Dataset excerpts
.....

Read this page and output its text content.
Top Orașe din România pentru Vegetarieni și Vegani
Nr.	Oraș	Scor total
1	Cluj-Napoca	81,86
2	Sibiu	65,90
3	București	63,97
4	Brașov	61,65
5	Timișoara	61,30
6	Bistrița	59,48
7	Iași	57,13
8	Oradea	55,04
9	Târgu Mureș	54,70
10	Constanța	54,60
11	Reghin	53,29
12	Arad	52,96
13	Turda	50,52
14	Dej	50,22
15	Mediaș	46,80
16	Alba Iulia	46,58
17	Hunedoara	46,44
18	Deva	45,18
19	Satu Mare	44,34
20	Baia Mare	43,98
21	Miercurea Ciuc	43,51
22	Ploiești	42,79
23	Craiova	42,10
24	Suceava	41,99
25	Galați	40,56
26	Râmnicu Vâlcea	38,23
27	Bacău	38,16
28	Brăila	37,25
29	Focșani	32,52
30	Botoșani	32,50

.....

Short exercise
Repeat every line of the records above exactly.

Response to this exercise
Read this page and output its text content.
Top Orașe din România pentru Vegetarieni și Vegani
Nr.	Oraș	Scor total
1	Cluj-Napoca	81,86
2	Sibiu	65,90
3	București	63,97
4	Brașov	61,65
5	Timișoara	61,30
6	Bistrița	59,48
7	Iași	57,13
8	Oradea	55,04
9	Târgu Mureș	54,70
10	Constanța	54,60
11	Reghin	53,29
12	Arad	52,96
13	Turda	50,52
14	Dej	50,22
15	Mediaș	46,80
16	Alba Iulia	46,58
17	Hunedoara	46,44
18	Deva	45,18
19	Satu Mare	44,34
20	Baia Mare	43,98
21	Miercurea Ciuc	43,51
22	Ploiești	42,79
23	Craiova	42,10
24	Suceava	41,99
25	Galați	40,56
26	Râmnicu Vâlcea	38,23
27	Bacău	38,16
28	Brăila	37,25
29	Focșani	32,52
30	Botoșani	32,50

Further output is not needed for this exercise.